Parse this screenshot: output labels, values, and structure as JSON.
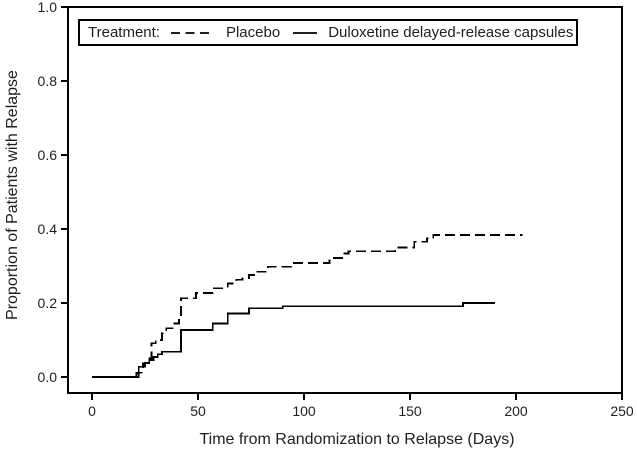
{
  "colors": {
    "line": "#000000",
    "text": "#1f1f1f",
    "background": "#ffffff"
  },
  "chart_data": {
    "type": "line",
    "step": true,
    "title": "",
    "xlabel": "Time from Randomization to Relapse (Days)",
    "ylabel": "Proportion of Patients with Relapse",
    "xlim": [
      0,
      250
    ],
    "ylim": [
      0,
      1.0
    ],
    "grid": false,
    "xticks": [
      {
        "v": 0,
        "label": "0"
      },
      {
        "v": 50,
        "label": "50"
      },
      {
        "v": 100,
        "label": "100"
      },
      {
        "v": 150,
        "label": "150"
      },
      {
        "v": 200,
        "label": "200"
      },
      {
        "v": 250,
        "label": "250"
      }
    ],
    "yticks": [
      {
        "v": 0.0,
        "label": "0.0"
      },
      {
        "v": 0.2,
        "label": "0.2"
      },
      {
        "v": 0.4,
        "label": "0.4"
      },
      {
        "v": 0.6,
        "label": "0.6"
      },
      {
        "v": 0.8,
        "label": "0.8"
      },
      {
        "v": 1.0,
        "label": "1.0"
      }
    ],
    "legend": {
      "title": "Treatment:",
      "position": "top-inside-box",
      "entries": [
        {
          "label": "Placebo",
          "line_style": "dashed"
        },
        {
          "label": "Duloxetine delayed-release capsules",
          "line_style": "solid"
        }
      ]
    },
    "series": [
      {
        "name": "Placebo",
        "line_style": "dashed",
        "color": "#000000",
        "points": [
          [
            0,
            0
          ],
          [
            21,
            0
          ],
          [
            22,
            0.012
          ],
          [
            24,
            0.037
          ],
          [
            26,
            0.05
          ],
          [
            28,
            0.091
          ],
          [
            30,
            0.1
          ],
          [
            33,
            0.118
          ],
          [
            35,
            0.132
          ],
          [
            38,
            0.145
          ],
          [
            41,
            0.154
          ],
          [
            42,
            0.213
          ],
          [
            49,
            0.227
          ],
          [
            57,
            0.24
          ],
          [
            64,
            0.253
          ],
          [
            68,
            0.263
          ],
          [
            71,
            0.267
          ],
          [
            74,
            0.276
          ],
          [
            77,
            0.285
          ],
          [
            83,
            0.298
          ],
          [
            94,
            0.308
          ],
          [
            112,
            0.322
          ],
          [
            118,
            0.334
          ],
          [
            121,
            0.34
          ],
          [
            143,
            0.35
          ],
          [
            152,
            0.366
          ],
          [
            158,
            0.375
          ],
          [
            161,
            0.384
          ],
          [
            203,
            0.384
          ]
        ]
      },
      {
        "name": "Duloxetine delayed-release capsules",
        "line_style": "solid",
        "color": "#000000",
        "points": [
          [
            0,
            0
          ],
          [
            20,
            0
          ],
          [
            21,
            0.011
          ],
          [
            22,
            0.028
          ],
          [
            25,
            0.038
          ],
          [
            27,
            0.046
          ],
          [
            29,
            0.054
          ],
          [
            31,
            0.062
          ],
          [
            33,
            0.068
          ],
          [
            42,
            0.127
          ],
          [
            57,
            0.145
          ],
          [
            64,
            0.172
          ],
          [
            74,
            0.186
          ],
          [
            90,
            0.191
          ],
          [
            175,
            0.2
          ],
          [
            190,
            0.2
          ]
        ]
      }
    ]
  }
}
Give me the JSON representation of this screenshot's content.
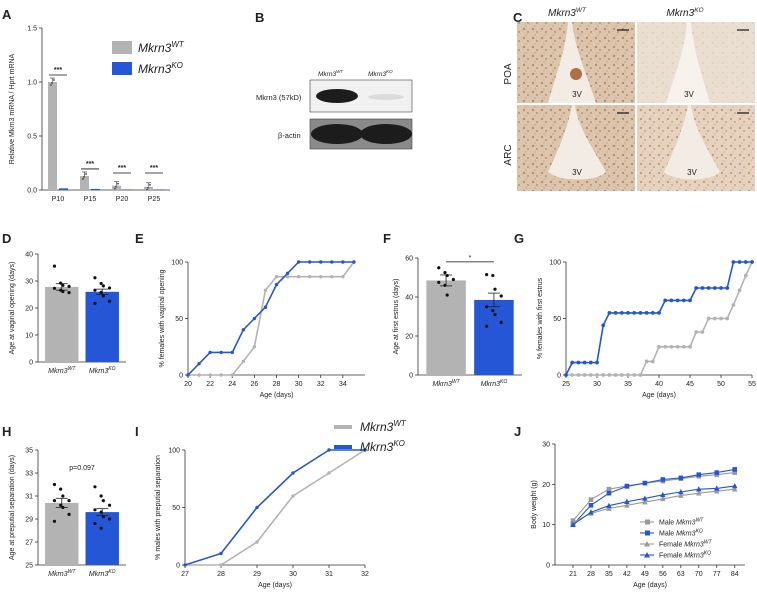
{
  "colors": {
    "wt": "#b3b3b3",
    "ko": "#2456d6",
    "wtMarker": "#9a9a9a",
    "blot": "#1c1c1c",
    "ihcBg": "#e9dccd",
    "stain": "#a86a3a"
  },
  "panels": {
    "A": "A",
    "B": "B",
    "C": "C",
    "D": "D",
    "E": "E",
    "F": "F",
    "G": "G",
    "H": "H",
    "I": "I",
    "J": "J"
  },
  "legend": {
    "wt_base": "Mkrn3",
    "wt_sup": "WT",
    "ko_base": "Mkrn3",
    "ko_sup": "KO"
  },
  "blot": {
    "lane_wt_base": "Mkrn3",
    "lane_wt_sup": "WT",
    "lane_ko_base": "Mkrn3",
    "lane_ko_sup": "KO",
    "band1": "Mkrn3 (57kD)",
    "band2": "β-actin"
  },
  "ihc": {
    "col1_base": "Mkrn3",
    "col1_sup": "WT",
    "col2_base": "Mkrn3",
    "col2_sup": "KO",
    "row1": "POA",
    "row2": "ARC",
    "ventricle": "3V"
  },
  "annotations": {
    "sig3": "***",
    "sig1": "*",
    "pval": "p=0.097"
  },
  "chart_data": [
    {
      "id": "A",
      "type": "bar",
      "title": "",
      "ylabel": "Relative Mkrn3 mRNA / Hprt mRNA",
      "xlabel": "",
      "categories": [
        "P10",
        "P15",
        "P20",
        "P25"
      ],
      "ylim": [
        0,
        1.5
      ],
      "yticks": [
        "0.0",
        "0.5",
        "1.0",
        "1.5"
      ],
      "ytick_values": [
        0,
        0.5,
        1,
        1.5
      ],
      "series": [
        {
          "name": "Mkrn3WT",
          "values": [
            1.0,
            0.13,
            0.04,
            0.03
          ]
        },
        {
          "name": "Mkrn3KO",
          "values": [
            0.015,
            0.01,
            0.005,
            0.005
          ]
        }
      ],
      "significance": [
        "***",
        "***",
        "***",
        "***"
      ]
    },
    {
      "id": "D",
      "type": "bar",
      "ylabel": "Age at vaginal opening (days)",
      "xlabel": "",
      "categories": [
        "Mkrn3WT",
        "Mkrn3KO"
      ],
      "ylim": [
        0,
        40
      ],
      "yticks": [
        "0",
        "10",
        "20",
        "30",
        "40"
      ],
      "ytick_values": [
        0,
        10,
        20,
        30,
        40
      ],
      "values": [
        27.8,
        26.0
      ],
      "sem": [
        1.2,
        1.0
      ],
      "points": [
        [
          35.5,
          29.2,
          28.4,
          28,
          27.3,
          26.6,
          26.1,
          25.7
        ],
        [
          31.2,
          29.1,
          28.2,
          27.4,
          26.6,
          25.8,
          24.5,
          22.5,
          21.7
        ]
      ]
    },
    {
      "id": "E",
      "type": "line",
      "ylabel": "% females with vaginal opening",
      "xlabel": "Age (days)",
      "xlim": [
        20,
        36
      ],
      "xticks": [
        "20",
        "22",
        "24",
        "26",
        "28",
        "30",
        "32",
        "34"
      ],
      "xtick_values": [
        20,
        22,
        24,
        26,
        28,
        30,
        32,
        34
      ],
      "ylim": [
        0,
        100
      ],
      "yticks": [
        "0",
        "50",
        "100"
      ],
      "ytick_values": [
        0,
        50,
        100
      ],
      "series": [
        {
          "name": "Mkrn3WT",
          "x": [
            20,
            21,
            22,
            23,
            24,
            25,
            26,
            27,
            28,
            29,
            30,
            31,
            32,
            33,
            34,
            35
          ],
          "y": [
            0,
            0,
            0,
            0,
            0,
            12,
            25,
            75,
            87,
            87,
            87,
            87,
            87,
            87,
            87,
            100
          ]
        },
        {
          "name": "Mkrn3KO",
          "x": [
            20,
            21,
            22,
            23,
            24,
            25,
            26,
            27,
            28,
            29,
            30,
            31,
            32,
            33,
            34,
            35
          ],
          "y": [
            0,
            10,
            20,
            20,
            20,
            40,
            50,
            60,
            80,
            90,
            100,
            100,
            100,
            100,
            100,
            100
          ]
        }
      ]
    },
    {
      "id": "F",
      "type": "bar",
      "ylabel": "Age at first estrus (days)",
      "xlabel": "",
      "categories": [
        "Mkrn3WT",
        "Mkrn3KO"
      ],
      "ylim": [
        0,
        60
      ],
      "yticks": [
        "0",
        "20",
        "40",
        "60"
      ],
      "ytick_values": [
        0,
        20,
        40,
        60
      ],
      "values": [
        48.5,
        38.5
      ],
      "sem": [
        2.8,
        3.5
      ],
      "points": [
        [
          55,
          52.5,
          51,
          49,
          47.5,
          46,
          41
        ],
        [
          51.5,
          51,
          44,
          40.5,
          35,
          33,
          31,
          27,
          25
        ]
      ],
      "significance": "*"
    },
    {
      "id": "G",
      "type": "line",
      "ylabel": "% females with first estrus",
      "xlabel": "Age (days)",
      "xlim": [
        25,
        55
      ],
      "xticks": [
        "25",
        "30",
        "35",
        "40",
        "45",
        "50",
        "55"
      ],
      "xtick_values": [
        25,
        30,
        35,
        40,
        45,
        50,
        55
      ],
      "ylim": [
        0,
        100
      ],
      "yticks": [
        "0",
        "50",
        "100"
      ],
      "ytick_values": [
        0,
        50,
        100
      ],
      "series": [
        {
          "name": "Mkrn3WT",
          "x": [
            25,
            26,
            27,
            28,
            29,
            30,
            31,
            32,
            33,
            34,
            35,
            36,
            37,
            38,
            39,
            40,
            41,
            42,
            43,
            44,
            45,
            46,
            47,
            48,
            49,
            50,
            51,
            52,
            53,
            54,
            55
          ],
          "y": [
            0,
            0,
            0,
            0,
            0,
            0,
            0,
            0,
            0,
            0,
            0,
            0,
            0,
            12,
            12,
            25,
            25,
            25,
            25,
            25,
            25,
            38,
            38,
            50,
            50,
            50,
            50,
            62,
            75,
            88,
            100
          ]
        },
        {
          "name": "Mkrn3KO",
          "x": [
            25,
            26,
            27,
            28,
            29,
            30,
            31,
            32,
            33,
            34,
            35,
            36,
            37,
            38,
            39,
            40,
            41,
            42,
            43,
            44,
            45,
            46,
            47,
            48,
            49,
            50,
            51,
            52,
            53,
            54,
            55
          ],
          "y": [
            0,
            11,
            11,
            11,
            11,
            11,
            44,
            55,
            55,
            55,
            55,
            55,
            55,
            55,
            55,
            55,
            66,
            66,
            66,
            66,
            66,
            77,
            77,
            77,
            77,
            77,
            77,
            100,
            100,
            100,
            100
          ]
        }
      ]
    },
    {
      "id": "H",
      "type": "bar",
      "ylabel": "Age at preputial separation (days)",
      "xlabel": "",
      "categories": [
        "Mkrn3WT",
        "Mkrn3KO"
      ],
      "ylim": [
        25,
        35
      ],
      "yticks": [
        "25",
        "27",
        "29",
        "31",
        "33",
        "35"
      ],
      "ytick_values": [
        25,
        27,
        29,
        31,
        33,
        35
      ],
      "values": [
        30.4,
        29.6
      ],
      "sem": [
        0.4,
        0.3
      ],
      "points": [
        [
          32,
          31.6,
          31,
          30.6,
          30.6,
          30.2,
          30,
          29.4,
          28.8
        ],
        [
          31.8,
          31,
          30.6,
          30.2,
          29.8,
          29.6,
          29.2,
          29,
          28.6,
          28.2
        ]
      ],
      "annotation": "p=0.097"
    },
    {
      "id": "I",
      "type": "line",
      "ylabel": "% males with preputial separation",
      "xlabel": "Age (days)",
      "xlim": [
        27,
        32
      ],
      "xticks": [
        "27",
        "28",
        "29",
        "30",
        "31",
        "32"
      ],
      "xtick_values": [
        27,
        28,
        29,
        30,
        31,
        32
      ],
      "ylim": [
        0,
        100
      ],
      "yticks": [
        "0",
        "50",
        "100"
      ],
      "ytick_values": [
        0,
        50,
        100
      ],
      "series": [
        {
          "name": "Mkrn3WT",
          "x": [
            27,
            28,
            29,
            30,
            31,
            32
          ],
          "y": [
            0,
            0,
            20,
            60,
            80,
            100
          ]
        },
        {
          "name": "Mkrn3KO",
          "x": [
            27,
            28,
            29,
            30,
            31,
            32
          ],
          "y": [
            0,
            10,
            50,
            80,
            100,
            100
          ]
        }
      ]
    },
    {
      "id": "J",
      "type": "line",
      "ylabel": "Body weight (g)",
      "xlabel": "Age (days)",
      "xlim": [
        14,
        88
      ],
      "xticks": [
        "21",
        "28",
        "35",
        "42",
        "49",
        "56",
        "63",
        "70",
        "77",
        "84"
      ],
      "xtick_values": [
        21,
        28,
        35,
        42,
        49,
        56,
        63,
        70,
        77,
        84
      ],
      "ylim": [
        0,
        30
      ],
      "yticks": [
        "0",
        "10",
        "20",
        "30"
      ],
      "ytick_values": [
        0,
        10,
        20,
        30
      ],
      "series": [
        {
          "name": "Male Mkrn3WT",
          "x": [
            21,
            28,
            35,
            42,
            49,
            56,
            63,
            70,
            77,
            84
          ],
          "y": [
            11,
            16.2,
            18.8,
            19.6,
            20.3,
            20.8,
            21.4,
            22,
            22.4,
            22.9
          ]
        },
        {
          "name": "Male Mkrn3KO",
          "x": [
            21,
            28,
            35,
            42,
            49,
            56,
            63,
            70,
            77,
            84
          ],
          "y": [
            10,
            14.8,
            17.8,
            19.5,
            20.3,
            21.2,
            21.6,
            22.4,
            22.9,
            23.7
          ]
        },
        {
          "name": "Female Mkrn3WT",
          "x": [
            21,
            28,
            35,
            42,
            49,
            56,
            63,
            70,
            77,
            84
          ],
          "y": [
            10.5,
            12.8,
            14,
            14.8,
            15.6,
            16.4,
            17.2,
            17.8,
            18.3,
            18.8
          ]
        },
        {
          "name": "Female Mkrn3KO",
          "x": [
            21,
            28,
            35,
            42,
            49,
            56,
            63,
            70,
            77,
            84
          ],
          "y": [
            10,
            13.1,
            14.7,
            15.7,
            16.5,
            17.4,
            18.1,
            18.8,
            19,
            19.6
          ]
        }
      ],
      "legend_labels": [
        {
          "base": "Male Mkrn3",
          "sup": "WT"
        },
        {
          "base": "Male Mkrn3",
          "sup": "KO"
        },
        {
          "base": "Female Mkrn3",
          "sup": "WT"
        },
        {
          "base": "Female Mkrn3",
          "sup": "KO"
        }
      ],
      "legend_position": "bottom-right"
    }
  ]
}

++++

Directions:
Each line of the listing that contains the word "this" must be copied.

Written reply:
Parse this screenshot: output labels, values, and structure as JSON.
Give me the JSON representation of this screenshot's content.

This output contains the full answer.